“De bezem door de indicatoren”, zo sprak Schippers recent nog op het startcongres van Zorginstituut Nederland. Ook het Kwaliteitsinstituut geeft prioriteit aan het versneld verbeteren van de indicatoren en het verminderen van de registratielast.
Meer nuttige consumenteninformatie, waar zowel proces- als uitkomstparameters een plek krijgen. Zinloze indicatoren of dubbele uitvragen moeten worden geschrapt.
De behoefte aan minder registratielast is groot. De behoefte aan meer transparantie ook. Dat lijkt tegenstrijdig, maar dat is het niet. Het antwoord zit volgens het Kwaliteitsinstituut in:
– de verbetering van indicatoren door voor patiënten relevante ervaringen en uitkomsten te meten, waarvoor de informatie uit registraties aan de bron kunnen worden gehaald;
– het verminderen van de registratielast door het efficiënter maken van bestaande uitvragen, door doublures eruit te halen;
– het schrappen van indicatoren waarvan de informatie niet wordt gebruikt;
– het committeren van alle vragende partijen (zorgverzekeraars, patiëntenorganisaties én brancheorganisaties zelf) aan de in het Register vastgestelde indicatoren en definities.
Samen werken
In veel sectoren wordt momenteel hard gewerkt aan de ontwikkeling van relevante en toegankelijke kwaliteitsinformatie. Zo werkt Zorgverzekeraars Nederland (ZN) samen met patiëntenorganisaties en de zorgaanbieders aan beperktere sets van goede indicatoren. Verzekeraars trekken hierin samen op en committeren zich aan één landelijke uitvraag. In juni zullen de eerste nieuwe sets worden aangeboden aan het Register van het Kwaliteitsinstituut.
Aan de bron
Patiëntenfederatie NPCF maakt zich daarnaast sterk voor verbetering van de huidige Zichtbare Zorg (ZiZo)-sets. Dit moet leiden tot relevante indicatoren voor de patiënt door optimaal gebruik van bestaande registraties. Door indicatoren te herformuleren wordt gelijktijdig ingezet op een lagere registratielast. Ondertussen werken de Orde van Medisch Specialisten, de NVZ en de NFU samen aan de kwaliteit van klinische registraties. Uiteindelijk zou kwaliteitsinformatie ‘aan de bron’ geregistreerd moeten worden. De NFU pakt dat op in het programma ‘Registratie aan de bron’. Maar ook in andere sectoren zit men niet stil en ook daar is er veel dat goed loopt.

▬▬▬▬▬▬

_SCHRIFTELIJKE OPDRACHT A_.
Neem uit de vermeldingen ongewijzigd het deel over dat opent met de regel die "calendar-cell: 13 Sunrise: 6:20" bevat en sluit met de regel die "calendar-cell: 3 Sunrise: 6:06" bevat, beide regels inbegrepen.

_GEGEVENSVERMELDINGEN_.

▬▬▬▬▬▬

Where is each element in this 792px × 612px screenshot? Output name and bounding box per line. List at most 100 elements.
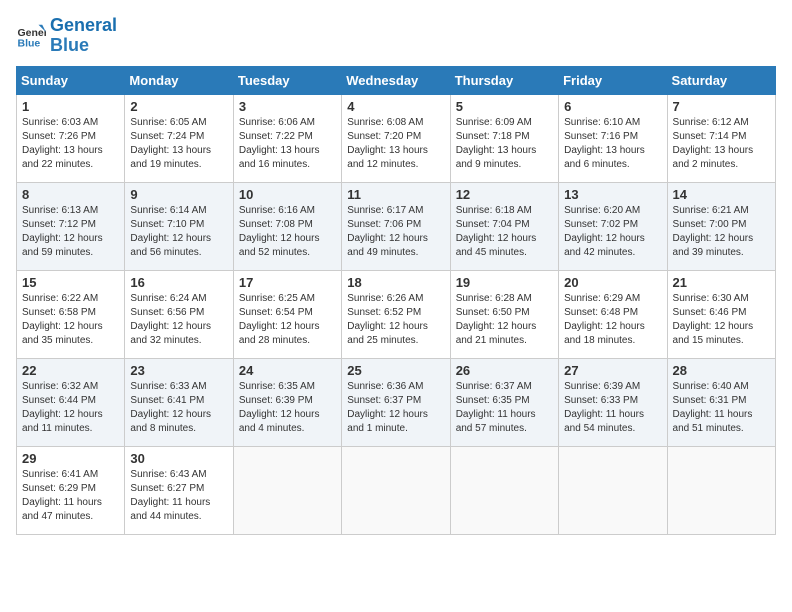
calendar-cell: 13 Sunrise: 6:20 AMSunset: 7:02 PMDaylig… [559, 182, 667, 270]
calendar-cell: 7 Sunrise: 6:12 AMSunset: 7:14 PMDayligh… [667, 94, 775, 182]
calendar-row: 22 Sunrise: 6:32 AMSunset: 6:44 PMDaylig… [17, 358, 776, 446]
calendar-cell: 3 Sunrise: 6:06 AMSunset: 7:22 PMDayligh… [233, 94, 341, 182]
calendar-cell: 19 Sunrise: 6:28 AMSunset: 6:50 PMDaylig… [450, 270, 558, 358]
day-info: Sunrise: 6:20 AMSunset: 7:02 PMDaylight:… [564, 204, 661, 260]
calendar-cell: 4 Sunrise: 6:08 AMSunset: 7:20 PMDayligh… [342, 94, 450, 182]
day-info: Sunrise: 6:25 AMSunset: 6:54 PMDaylight:… [239, 292, 336, 348]
day-info: Sunrise: 6:39 AMSunset: 6:33 PMDaylight:… [564, 380, 661, 436]
day-number: 30 [130, 451, 227, 466]
logo-icon: General Blue [16, 21, 46, 51]
day-info: Sunrise: 6:28 AMSunset: 6:50 PMDaylight:… [456, 292, 553, 348]
calendar-row: 15 Sunrise: 6:22 AMSunset: 6:58 PMDaylig… [17, 270, 776, 358]
calendar-cell: 15 Sunrise: 6:22 AMSunset: 6:58 PMDaylig… [17, 270, 125, 358]
calendar-row: 29 Sunrise: 6:41 AMSunset: 6:29 PMDaylig… [17, 446, 776, 534]
day-info: Sunrise: 6:03 AMSunset: 7:26 PMDaylight:… [22, 116, 119, 172]
day-number: 2 [130, 99, 227, 114]
day-info: Sunrise: 6:33 AMSunset: 6:41 PMDaylight:… [130, 380, 227, 436]
calendar-cell [667, 446, 775, 534]
day-number: 8 [22, 187, 119, 202]
day-info: Sunrise: 6:26 AMSunset: 6:52 PMDaylight:… [347, 292, 444, 348]
calendar-cell: 23 Sunrise: 6:33 AMSunset: 6:41 PMDaylig… [125, 358, 233, 446]
col-friday: Friday [559, 66, 667, 94]
day-number: 4 [347, 99, 444, 114]
logo-text: GeneralBlue [50, 16, 117, 56]
day-info: Sunrise: 6:35 AMSunset: 6:39 PMDaylight:… [239, 380, 336, 436]
logo: General Blue GeneralBlue [16, 16, 117, 56]
day-number: 5 [456, 99, 553, 114]
day-number: 12 [456, 187, 553, 202]
day-info: Sunrise: 6:08 AMSunset: 7:20 PMDaylight:… [347, 116, 444, 172]
day-number: 15 [22, 275, 119, 290]
calendar-cell: 28 Sunrise: 6:40 AMSunset: 6:31 PMDaylig… [667, 358, 775, 446]
day-number: 24 [239, 363, 336, 378]
calendar-row: 1 Sunrise: 6:03 AMSunset: 7:26 PMDayligh… [17, 94, 776, 182]
day-info: Sunrise: 6:41 AMSunset: 6:29 PMDaylight:… [22, 468, 119, 524]
day-number: 25 [347, 363, 444, 378]
calendar-cell: 10 Sunrise: 6:16 AMSunset: 7:08 PMDaylig… [233, 182, 341, 270]
calendar-cell: 22 Sunrise: 6:32 AMSunset: 6:44 PMDaylig… [17, 358, 125, 446]
calendar-cell: 6 Sunrise: 6:10 AMSunset: 7:16 PMDayligh… [559, 94, 667, 182]
day-info: Sunrise: 6:12 AMSunset: 7:14 PMDaylight:… [673, 116, 770, 172]
day-info: Sunrise: 6:29 AMSunset: 6:48 PMDaylight:… [564, 292, 661, 348]
day-number: 26 [456, 363, 553, 378]
day-number: 13 [564, 187, 661, 202]
day-info: Sunrise: 6:18 AMSunset: 7:04 PMDaylight:… [456, 204, 553, 260]
col-sunday: Sunday [17, 66, 125, 94]
day-number: 1 [22, 99, 119, 114]
day-info: Sunrise: 6:21 AMSunset: 7:00 PMDaylight:… [673, 204, 770, 260]
day-info: Sunrise: 6:05 AMSunset: 7:24 PMDaylight:… [130, 116, 227, 172]
col-monday: Monday [125, 66, 233, 94]
col-wednesday: Wednesday [342, 66, 450, 94]
day-info: Sunrise: 6:24 AMSunset: 6:56 PMDaylight:… [130, 292, 227, 348]
day-info: Sunrise: 6:10 AMSunset: 7:16 PMDaylight:… [564, 116, 661, 172]
day-info: Sunrise: 6:09 AMSunset: 7:18 PMDaylight:… [456, 116, 553, 172]
calendar-cell: 27 Sunrise: 6:39 AMSunset: 6:33 PMDaylig… [559, 358, 667, 446]
day-info: Sunrise: 6:37 AMSunset: 6:35 PMDaylight:… [456, 380, 553, 436]
day-number: 20 [564, 275, 661, 290]
day-number: 6 [564, 99, 661, 114]
calendar-cell [233, 446, 341, 534]
calendar-cell: 9 Sunrise: 6:14 AMSunset: 7:10 PMDayligh… [125, 182, 233, 270]
col-thursday: Thursday [450, 66, 558, 94]
calendar-cell: 8 Sunrise: 6:13 AMSunset: 7:12 PMDayligh… [17, 182, 125, 270]
day-info: Sunrise: 6:16 AMSunset: 7:08 PMDaylight:… [239, 204, 336, 260]
calendar-cell [342, 446, 450, 534]
day-info: Sunrise: 6:40 AMSunset: 6:31 PMDaylight:… [673, 380, 770, 436]
day-number: 9 [130, 187, 227, 202]
calendar-cell: 20 Sunrise: 6:29 AMSunset: 6:48 PMDaylig… [559, 270, 667, 358]
day-number: 29 [22, 451, 119, 466]
day-number: 19 [456, 275, 553, 290]
day-number: 16 [130, 275, 227, 290]
day-number: 22 [22, 363, 119, 378]
calendar-cell: 2 Sunrise: 6:05 AMSunset: 7:24 PMDayligh… [125, 94, 233, 182]
calendar-cell: 14 Sunrise: 6:21 AMSunset: 7:00 PMDaylig… [667, 182, 775, 270]
day-number: 23 [130, 363, 227, 378]
calendar-cell: 24 Sunrise: 6:35 AMSunset: 6:39 PMDaylig… [233, 358, 341, 446]
header-row: Sunday Monday Tuesday Wednesday Thursday… [17, 66, 776, 94]
page-header: General Blue GeneralBlue [16, 16, 776, 56]
calendar-row: 8 Sunrise: 6:13 AMSunset: 7:12 PMDayligh… [17, 182, 776, 270]
day-info: Sunrise: 6:30 AMSunset: 6:46 PMDaylight:… [673, 292, 770, 348]
calendar-cell: 18 Sunrise: 6:26 AMSunset: 6:52 PMDaylig… [342, 270, 450, 358]
day-number: 27 [564, 363, 661, 378]
calendar-cell: 5 Sunrise: 6:09 AMSunset: 7:18 PMDayligh… [450, 94, 558, 182]
day-number: 28 [673, 363, 770, 378]
day-number: 7 [673, 99, 770, 114]
calendar-cell: 25 Sunrise: 6:36 AMSunset: 6:37 PMDaylig… [342, 358, 450, 446]
calendar-cell: 26 Sunrise: 6:37 AMSunset: 6:35 PMDaylig… [450, 358, 558, 446]
day-info: Sunrise: 6:22 AMSunset: 6:58 PMDaylight:… [22, 292, 119, 348]
col-tuesday: Tuesday [233, 66, 341, 94]
day-number: 11 [347, 187, 444, 202]
day-info: Sunrise: 6:36 AMSunset: 6:37 PMDaylight:… [347, 380, 444, 436]
day-info: Sunrise: 6:43 AMSunset: 6:27 PMDaylight:… [130, 468, 227, 524]
day-info: Sunrise: 6:32 AMSunset: 6:44 PMDaylight:… [22, 380, 119, 436]
calendar-cell: 30 Sunrise: 6:43 AMSunset: 6:27 PMDaylig… [125, 446, 233, 534]
day-info: Sunrise: 6:06 AMSunset: 7:22 PMDaylight:… [239, 116, 336, 172]
col-saturday: Saturday [667, 66, 775, 94]
calendar-cell: 21 Sunrise: 6:30 AMSunset: 6:46 PMDaylig… [667, 270, 775, 358]
day-number: 18 [347, 275, 444, 290]
day-info: Sunrise: 6:14 AMSunset: 7:10 PMDaylight:… [130, 204, 227, 260]
calendar-cell: 1 Sunrise: 6:03 AMSunset: 7:26 PMDayligh… [17, 94, 125, 182]
day-info: Sunrise: 6:13 AMSunset: 7:12 PMDaylight:… [22, 204, 119, 260]
day-number: 10 [239, 187, 336, 202]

▬▬▬▬▬▬

_SCHRIFTELIJKE OPDRACHT B_.
Schrijf een vervolg op de paginatekst over het verbeteren van kwaliteitsindicatoren en het verminderen van de registratielast, aansluitend op de laatste zin.

_ANTWOORD OPDRACHT A_.
calendar-cell: 13 Sunrise: 6:20 AMSunset: 7:02 PMDaylig… [559, 182, 667, 270]
calendar-cell: 7 Sunrise: 6:12 AMSunset: 7:14 PMDayligh… [667, 94, 775, 182]
calendar-row: 22 Sunrise: 6:32 AMSunset: 6:44 PMDaylig… [17, 358, 776, 446]
calendar-cell: 3 Sunrise: 6:06 AMSunset: 7:22 PMDayligh… [233, 94, 341, 182]

_ANTWOORD OPDRACHT B_.
Knopen doorhakken
Partijen in de zorg nemen volop de regie, het Kwaliteitsinstituut ondersteunt waar gewenst en waar nodig. In sommige sectoren loopt het prima zonder onze inmenging. Maar als indicatoren inhoudelijk goed zijn en partijen er desondanks niet uitkomen kunnen en zullen wij knopen doorhakken. Daarbij wegen wij het belang van openbare data en de informatiebehoefte van de patiënt af tegen de registratielast. Wij zetten ons daarnaast in voor een efficiëntere uitvraag, onder meer door de samenwerking aan te gaan met zogeheten gegevensmakelaars in de zorg. Wij zoeken aansluiting bij deze bestaande registraties en databases en geven richting aan de manier waarop zij informatie vastleggen en uitwisselen. Daarbij valt veel winst te behalen door definities van indicatoren te standaardiseren. Die standaardisatie is bij uitstek een taak voor het Kwaliteitsinstituut.
Onze taken zijn dus:
– Zorgen dat er meer voor patiënten relevante informatie openbaar wordt;
– Signaleren van gebrek aan standaardisatie in registraties en definities;
– Organiseren van commitment van alle partijen om hun rol op te pakken en aan afspraken over wat er gemeten moet worden (en wat niet!), door wie en wanneer.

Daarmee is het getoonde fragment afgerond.